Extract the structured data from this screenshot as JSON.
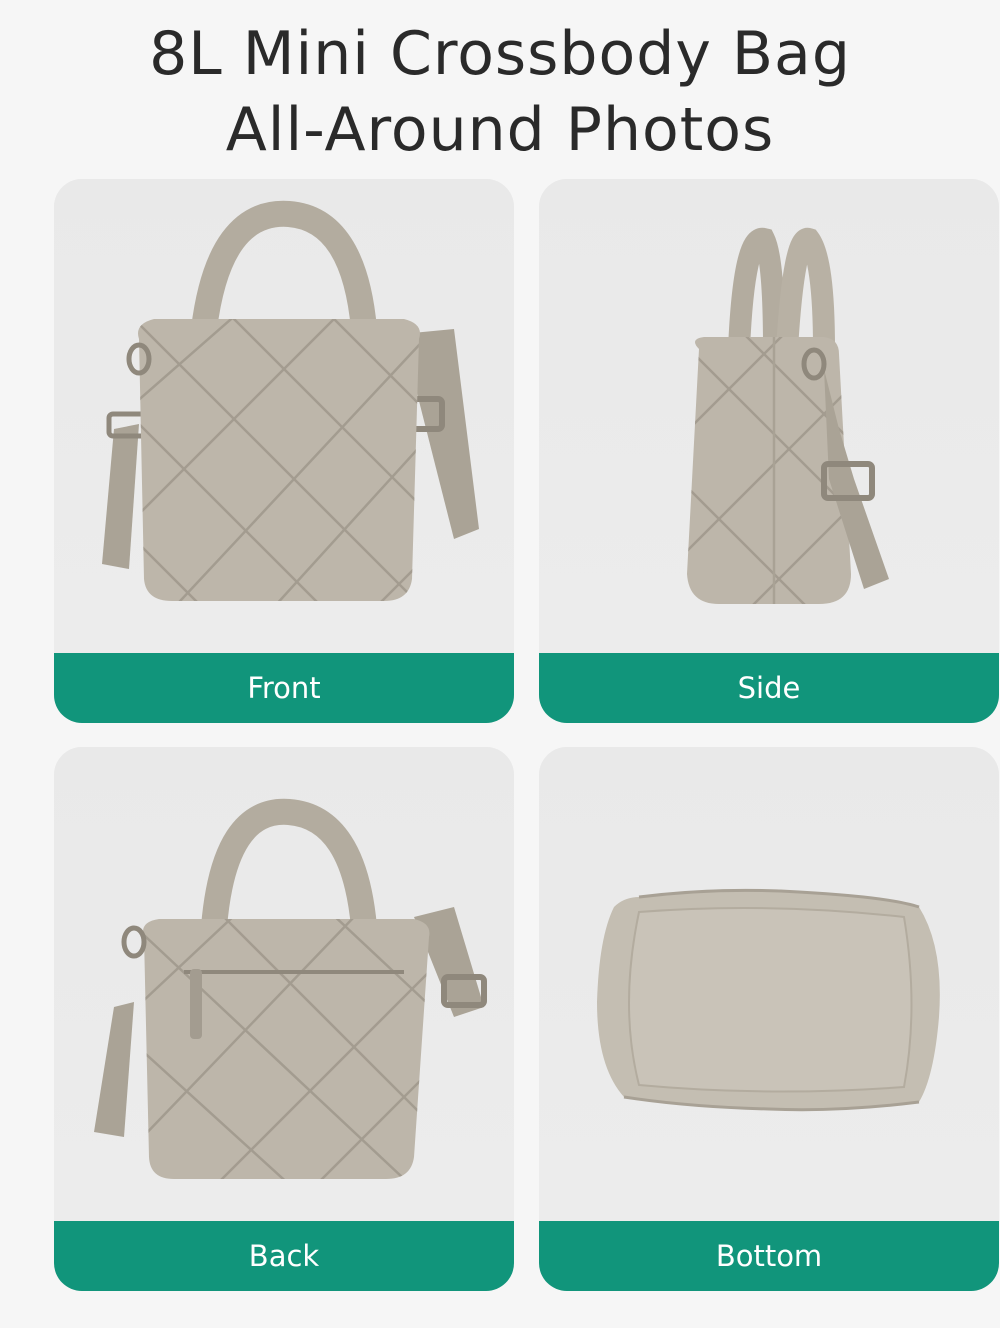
{
  "header": {
    "title_line1": "8L Mini Crossbody Bag",
    "title_line2": "All-Around Photos"
  },
  "views": [
    {
      "label": "Front"
    },
    {
      "label": "Side"
    },
    {
      "label": "Back"
    },
    {
      "label": "Bottom"
    }
  ],
  "colors": {
    "label_background": "#11957b",
    "label_text": "#ffffff",
    "bag_fabric": "#bdb6aa",
    "page_background": "#f6f6f6"
  }
}
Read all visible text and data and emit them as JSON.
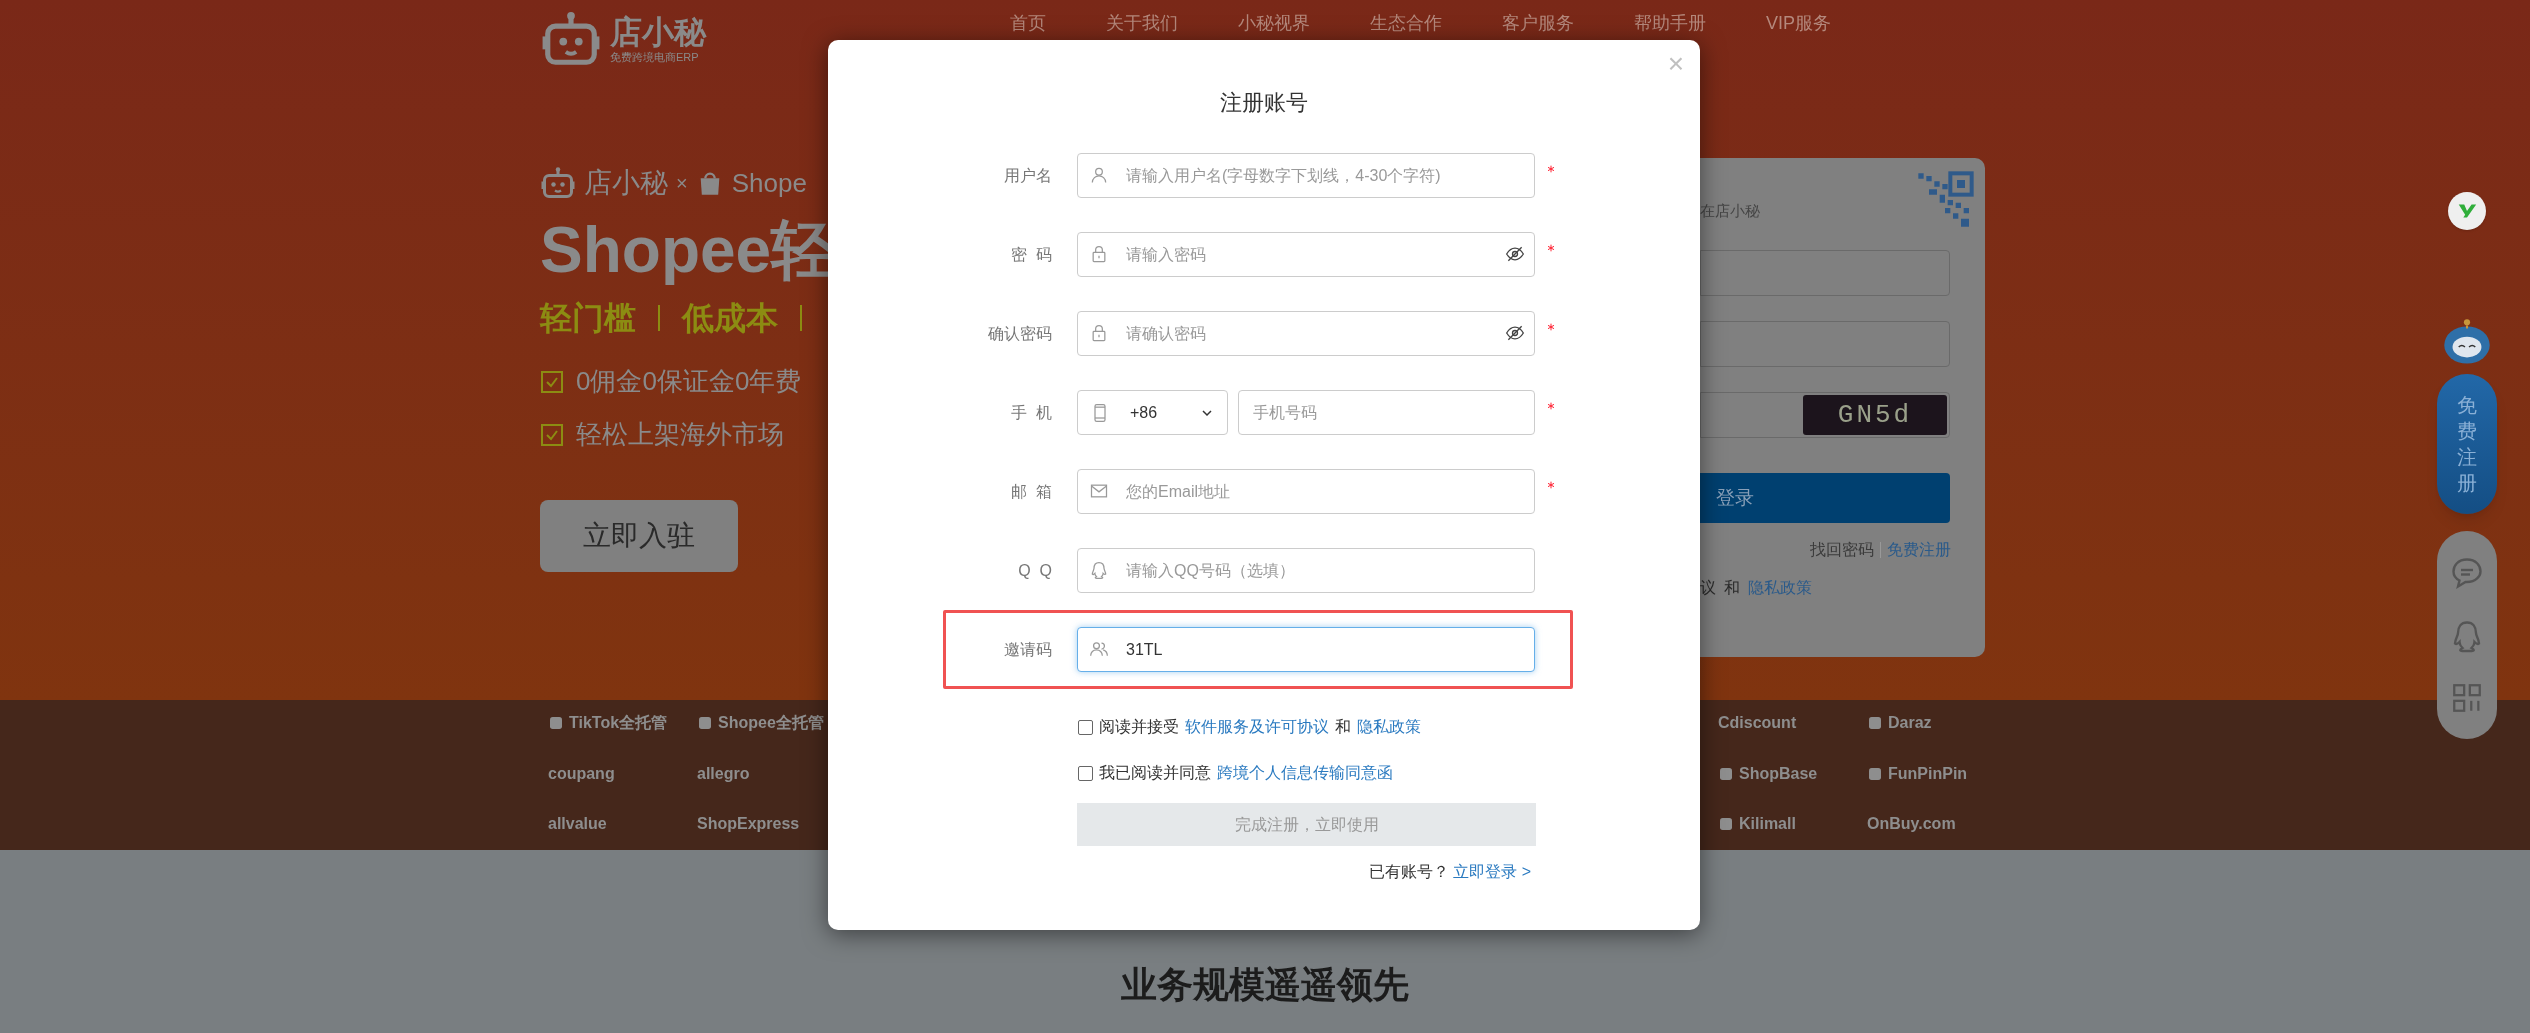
{
  "header": {
    "logo": {
      "name": "店小秘",
      "tagline": "免费跨境电商ERP"
    },
    "nav": [
      {
        "label": "首页"
      },
      {
        "label": "关于我们"
      },
      {
        "label": "小秘视界"
      },
      {
        "label": "生态合作"
      },
      {
        "label": "客户服务"
      },
      {
        "label": "帮助手册"
      },
      {
        "label": "VIP服务"
      }
    ]
  },
  "hero": {
    "brand_row": {
      "left": "店小秘",
      "separator": "×",
      "right": "Shope"
    },
    "headline": "Shopee轻",
    "tags": [
      "轻门槛",
      "低成本"
    ],
    "features": [
      {
        "text": "0佣金0保证金0年费",
        "checked": true
      },
      {
        "text": "轻松上架海外市场",
        "checked": true
      }
    ],
    "button": "立即入驻"
  },
  "login_card": {
    "tagline": "在店小秘",
    "captcha": "GN5d",
    "login_button": "登录",
    "links": [
      "找回密码",
      "免费注册"
    ],
    "agreement": [
      {
        "kind": "text",
        "text": "议"
      },
      {
        "kind": "text",
        "text": "和"
      },
      {
        "kind": "link",
        "text": "隐私政策"
      }
    ]
  },
  "floating": {
    "register": "免费注册"
  },
  "partner_logos": {
    "left": [
      {
        "name": "TikTok全托管",
        "icon": true
      },
      {
        "name": "Shopee全托管",
        "icon": true
      },
      {
        "name": "coupang",
        "icon": false
      },
      {
        "name": "allegro",
        "icon": false
      },
      {
        "name": "allvalue",
        "icon": false
      },
      {
        "name": "ShopExpress",
        "icon": false
      }
    ],
    "right": [
      {
        "name": "Cdiscount",
        "icon": false
      },
      {
        "name": "Daraz",
        "icon": true
      },
      {
        "name": "ShopBase",
        "icon": true
      },
      {
        "name": "FunPinPin",
        "icon": true
      },
      {
        "name": "Kilimall",
        "icon": true
      },
      {
        "name": "OnBuy.com",
        "icon": false
      }
    ]
  },
  "section_title": "业务规模遥遥领先",
  "modal": {
    "title": "注册账号",
    "close": "×",
    "fields": [
      {
        "kind": "user",
        "label": "用户名",
        "placeholder": "请输入用户名(字母数字下划线，4-30个字符)",
        "required": true,
        "password_toggle": false,
        "focused": false,
        "highlighted": false
      },
      {
        "kind": "password",
        "label": "密  码",
        "placeholder": "请输入密码",
        "required": true,
        "password_toggle": true,
        "focused": false,
        "highlighted": false
      },
      {
        "kind": "password",
        "label": "确认密码",
        "placeholder": "请确认密码",
        "required": true,
        "password_toggle": true,
        "focused": false,
        "highlighted": false
      },
      {
        "kind": "phone",
        "label": "手  机",
        "country_code": "+86",
        "placeholder": "手机号码",
        "required": true,
        "password_toggle": false,
        "focused": false,
        "highlighted": false
      },
      {
        "kind": "email",
        "label": "邮  箱",
        "placeholder": "您的Email地址",
        "required": true,
        "password_toggle": false,
        "focused": false,
        "highlighted": false
      },
      {
        "kind": "qq",
        "label": "Q  Q",
        "placeholder": "请输入QQ号码（选填）",
        "required": false,
        "password_toggle": false,
        "focused": false,
        "highlighted": false
      },
      {
        "kind": "invite",
        "label": "邀请码",
        "value": "31TL",
        "required": false,
        "password_toggle": false,
        "focused": true,
        "highlighted": true
      }
    ],
    "agreements": [
      {
        "checked": false,
        "parts": [
          {
            "kind": "text",
            "text": "阅读并接受"
          },
          {
            "kind": "link",
            "text": "软件服务及许可协议"
          },
          {
            "kind": "text",
            "text": "和"
          },
          {
            "kind": "link",
            "text": "隐私政策"
          }
        ]
      },
      {
        "checked": false,
        "parts": [
          {
            "kind": "text",
            "text": "我已阅读并同意"
          },
          {
            "kind": "link",
            "text": "跨境个人信息传输同意函"
          }
        ]
      }
    ],
    "submit": {
      "label": "完成注册，立即使用",
      "disabled": true
    },
    "login_prompt": {
      "text": "已有账号？",
      "link": "立即登录 >"
    }
  }
}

───

Requirements
Print the listing above in full, exactly as written. Omit any pictures.

Result of this exercise
Extract the structured data from this screenshot as JSON.
{
  "header": {
    "title_line1": "8L Mini Crossbody Bag",
    "title_line2": "All-Around Photos"
  },
  "views": [
    {
      "label": "Front"
    },
    {
      "label": "Side"
    },
    {
      "label": "Back"
    },
    {
      "label": "Bottom"
    }
  ],
  "colors": {
    "label_background": "#11957b",
    "label_text": "#ffffff",
    "bag_fabric": "#bdb6aa",
    "page_background": "#f6f6f6"
  }
}
Read all visible text and data and emit them as JSON.
{
  "header": {
    "logo": {
      "name": "店小秘",
      "tagline": "免费跨境电商ERP"
    },
    "nav": [
      {
        "label": "首页"
      },
      {
        "label": "关于我们"
      },
      {
        "label": "小秘视界"
      },
      {
        "label": "生态合作"
      },
      {
        "label": "客户服务"
      },
      {
        "label": "帮助手册"
      },
      {
        "label": "VIP服务"
      }
    ]
  },
  "hero": {
    "brand_row": {
      "left": "店小秘",
      "separator": "×",
      "right": "Shope"
    },
    "headline": "Shopee轻",
    "tags": [
      "轻门槛",
      "低成本"
    ],
    "features": [
      {
        "text": "0佣金0保证金0年费",
        "checked": true
      },
      {
        "text": "轻松上架海外市场",
        "checked": true
      }
    ],
    "button": "立即入驻"
  },
  "login_card": {
    "tagline": "在店小秘",
    "captcha": "GN5d",
    "login_button": "登录",
    "links": [
      "找回密码",
      "免费注册"
    ],
    "agreement": [
      {
        "kind": "text",
        "text": "议"
      },
      {
        "kind": "text",
        "text": "和"
      },
      {
        "kind": "link",
        "text": "隐私政策"
      }
    ]
  },
  "floating": {
    "register": "免费注册"
  },
  "partner_logos": {
    "left": [
      {
        "name": "TikTok全托管",
        "icon": true
      },
      {
        "name": "Shopee全托管",
        "icon": true
      },
      {
        "name": "coupang",
        "icon": false
      },
      {
        "name": "allegro",
        "icon": false
      },
      {
        "name": "allvalue",
        "icon": false
      },
      {
        "name": "ShopExpress",
        "icon": false
      }
    ],
    "right": [
      {
        "name": "Cdiscount",
        "icon": false
      },
      {
        "name": "Daraz",
        "icon": true
      },
      {
        "name": "ShopBase",
        "icon": true
      },
      {
        "name": "FunPinPin",
        "icon": true
      },
      {
        "name": "Kilimall",
        "icon": true
      },
      {
        "name": "OnBuy.com",
        "icon": false
      }
    ]
  },
  "section_title": "业务规模遥遥领先",
  "modal": {
    "title": "注册账号",
    "close": "×",
    "fields": [
      {
        "kind": "user",
        "label": "用户名",
        "placeholder": "请输入用户名(字母数字下划线，4-30个字符)",
        "required": true,
        "password_toggle": false,
        "focused": false,
        "highlighted": false
      },
      {
        "kind": "password",
        "label": "密  码",
        "placeholder": "请输入密码",
        "required": true,
        "password_toggle": true,
        "focused": false,
        "highlighted": false
      },
      {
        "kind": "password",
        "label": "确认密码",
        "placeholder": "请确认密码",
        "required": true,
        "password_toggle": true,
        "focused": false,
        "highlighted": false
      },
      {
        "kind": "phone",
        "label": "手  机",
        "country_code": "+86",
        "placeholder": "手机号码",
        "required": true,
        "password_toggle": false,
        "focused": false,
        "highlighted": false
      },
      {
        "kind": "email",
        "label": "邮  箱",
        "placeholder": "您的Email地址",
        "required": true,
        "password_toggle": false,
        "focused": false,
        "highlighted": false
      },
      {
        "kind": "qq",
        "label": "Q  Q",
        "placeholder": "请输入QQ号码（选填）",
        "required": false,
        "password_toggle": false,
        "focused": false,
        "highlighted": false
      },
      {
        "kind": "invite",
        "label": "邀请码",
        "value": "31TL",
        "required": false,
        "password_toggle": false,
        "focused": true,
        "highlighted": true
      }
    ],
    "agreements": [
      {
        "checked": false,
        "parts": [
          {
            "kind": "text",
            "text": "阅读并接受"
          },
          {
            "kind": "link",
            "text": "软件服务及许可协议"
          },
          {
            "kind": "text",
            "text": "和"
          },
          {
            "kind": "link",
            "text": "隐私政策"
          }
        ]
      },
      {
        "checked": false,
        "parts": [
          {
            "kind": "text",
            "text": "我已阅读并同意"
          },
          {
            "kind": "link",
            "text": "跨境个人信息传输同意函"
          }
        ]
      }
    ],
    "submit": {
      "label": "完成注册，立即使用",
      "disabled": true
    },
    "login_prompt": {
      "text": "已有账号？",
      "link": "立即登录 >"
    }
  }
}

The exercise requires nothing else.